## To do
Reproduce the records below exactly as given.

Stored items

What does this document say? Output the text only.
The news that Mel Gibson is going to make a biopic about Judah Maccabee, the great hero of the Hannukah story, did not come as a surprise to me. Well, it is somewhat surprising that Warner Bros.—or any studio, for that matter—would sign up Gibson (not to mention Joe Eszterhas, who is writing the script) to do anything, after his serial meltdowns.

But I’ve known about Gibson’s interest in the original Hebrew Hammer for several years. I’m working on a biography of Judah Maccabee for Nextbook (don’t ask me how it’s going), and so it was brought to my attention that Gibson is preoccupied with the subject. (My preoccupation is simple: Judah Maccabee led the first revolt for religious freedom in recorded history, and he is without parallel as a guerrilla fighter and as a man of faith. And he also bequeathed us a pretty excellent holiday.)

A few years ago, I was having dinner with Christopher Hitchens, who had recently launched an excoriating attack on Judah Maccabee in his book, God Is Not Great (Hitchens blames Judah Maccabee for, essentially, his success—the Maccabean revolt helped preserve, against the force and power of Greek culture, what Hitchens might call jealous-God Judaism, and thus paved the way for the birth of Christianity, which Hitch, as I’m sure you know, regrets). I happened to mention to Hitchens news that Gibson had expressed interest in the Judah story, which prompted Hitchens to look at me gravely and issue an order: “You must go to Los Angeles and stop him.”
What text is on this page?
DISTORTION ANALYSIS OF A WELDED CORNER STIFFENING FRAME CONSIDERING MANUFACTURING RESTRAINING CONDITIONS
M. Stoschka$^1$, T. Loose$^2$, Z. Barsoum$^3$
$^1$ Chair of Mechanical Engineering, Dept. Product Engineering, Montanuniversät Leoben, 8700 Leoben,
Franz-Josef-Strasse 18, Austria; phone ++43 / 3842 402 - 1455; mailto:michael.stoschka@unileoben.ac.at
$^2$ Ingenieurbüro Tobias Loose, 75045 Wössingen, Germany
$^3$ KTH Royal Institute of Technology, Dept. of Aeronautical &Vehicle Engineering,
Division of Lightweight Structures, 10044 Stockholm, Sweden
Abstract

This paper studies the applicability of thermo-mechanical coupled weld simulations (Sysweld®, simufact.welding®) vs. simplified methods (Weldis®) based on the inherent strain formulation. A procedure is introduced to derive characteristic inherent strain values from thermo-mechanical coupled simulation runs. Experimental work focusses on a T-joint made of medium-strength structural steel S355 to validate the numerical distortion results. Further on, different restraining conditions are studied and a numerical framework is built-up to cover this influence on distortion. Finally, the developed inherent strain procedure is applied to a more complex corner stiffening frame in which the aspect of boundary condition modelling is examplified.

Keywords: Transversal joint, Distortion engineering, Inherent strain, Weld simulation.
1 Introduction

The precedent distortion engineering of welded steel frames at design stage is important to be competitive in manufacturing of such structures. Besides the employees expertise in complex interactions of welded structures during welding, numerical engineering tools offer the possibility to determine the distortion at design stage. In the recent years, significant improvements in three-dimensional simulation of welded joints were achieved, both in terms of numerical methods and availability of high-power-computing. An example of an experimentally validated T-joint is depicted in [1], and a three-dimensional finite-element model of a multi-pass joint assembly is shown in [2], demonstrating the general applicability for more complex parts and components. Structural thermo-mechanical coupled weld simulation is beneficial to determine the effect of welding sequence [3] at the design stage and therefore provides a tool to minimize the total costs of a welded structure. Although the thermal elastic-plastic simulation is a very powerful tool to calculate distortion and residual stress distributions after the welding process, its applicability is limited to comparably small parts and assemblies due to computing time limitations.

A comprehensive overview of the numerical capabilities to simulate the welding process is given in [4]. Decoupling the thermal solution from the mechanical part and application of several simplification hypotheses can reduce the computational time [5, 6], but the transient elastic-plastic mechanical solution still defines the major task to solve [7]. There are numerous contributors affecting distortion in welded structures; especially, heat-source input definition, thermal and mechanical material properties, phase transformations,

## Exercise solution
What does this document say? Output the text only.
The news that Mel Gibson is going to make a biopic about Judah Maccabee, the great hero of the Hannukah story, did not come as a surprise to me. Well, it is somewhat surprising that Warner Bros.—or any studio, for that matter—would sign up Gibson (not to mention Joe Eszterhas, who is writing the script) to do anything, after his serial meltdowns.

But I’ve known about Gibson’s interest in the original Hebrew Hammer for several years. I’m working on a biography of Judah Maccabee for Nextbook (don’t ask me how it’s going), and so it was brought to my attention that Gibson is preoccupied with the subject. (My preoccupation is simple: Judah Maccabee led the first revolt for religious freedom in recorded history, and he is without parallel as a guerrilla fighter and as a man of faith. And he also bequeathed us a pretty excellent holiday.)

A few years ago, I was having dinner with Christopher Hitchens, who had recently launched an excoriating attack on Judah Maccabee in his book, God Is Not Great (Hitchens blames Judah Maccabee for, essentially, his success—the Maccabean revolt helped preserve, against the force and power of Greek culture, what Hitchens might call jealous-God Judaism, and thus paved the way for the birth of Christianity, which Hitch, as I’m sure you know, regrets). I happened to mention to Hitchens news that Gibson had expressed interest in the Judah story, which prompted Hitchens to look at me gravely and issue an order: “You must go to Los Angeles and stop him.”
What text is on this page?
DISTORTION ANALYSIS OF A WELDED CORNER STIFFENING FRAME CONSIDERING MANUFACTURING RESTRAINING CONDITIONS
M. Stoschka$^1$, T. Loose$^2$, Z. Barsoum$^3$
$^1$ Chair of Mechanical Engineering, Dept. Product Engineering, Montanuniversät Leoben, 8700 Leoben,
Franz-Josef-Strasse 18, Austria; phone ++43 / 3842 402 - 1455; mailto:michael.stoschka@unileoben.ac.at
$^2$ Ingenieurbüro Tobias Loose, 75045 Wössingen, Germany
$^3$ KTH Royal Institute of Technology, Dept. of Aeronautical &Vehicle Engineering,
Division of Lightweight Structures, 10044 Stockholm, Sweden
Abstract

This paper studies the applicability of thermo-mechanical coupled weld simulations (Sysweld®, simufact.welding®) vs. simplified methods (Weldis®) based on the inherent strain formulation. A procedure is introduced to derive characteristic inherent strain values from thermo-mechanical coupled simulation runs. Experimental work focusses on a T-joint made of medium-strength structural steel S355 to validate the numerical distortion results. Further on, different restraining conditions are studied and a numerical framework is built-up to cover this influence on distortion. Finally, the developed inherent strain procedure is applied to a more complex corner stiffening frame in which the aspect of boundary condition modelling is examplified.

Keywords: Transversal joint, Distortion engineering, Inherent strain, Weld simulation.
1 Introduction

The precedent distortion engineering of welded steel frames at design stage is important to be competitive in manufacturing of such structures. Besides the employees expertise in complex interactions of welded structures during welding, numerical engineering tools offer the possibility to determine the distortion at design stage. In the recent years, significant improvements in three-dimensional simulation of welded joints were achieved, both in terms of numerical methods and availability of high-power-computing. An example of an experimentally validated T-joint is depicted in [1], and a three-dimensional finite-element model of a multi-pass joint assembly is shown in [2], demonstrating the general applicability for more complex parts and components. Structural thermo-mechanical coupled weld simulation is beneficial to determine the effect of welding sequence [3] at the design stage and therefore provides a tool to minimize the total costs of a welded structure. Although the thermal elastic-plastic simulation is a very powerful tool to calculate distortion and residual stress distributions after the welding process, its applicability is limited to comparably small parts and assemblies due to computing time limitations.

A comprehensive overview of the numerical capabilities to simulate the welding process is given in [4]. Decoupling the thermal solution from the mechanical part and application of several simplification hypotheses can reduce the computational time [5, 6], but the transient elastic-plastic mechanical solution still defines the major task to solve [7]. There are numerous contributors affecting distortion in welded structures; especially, heat-source input definition, thermal and mechanical material properties, phase transformations,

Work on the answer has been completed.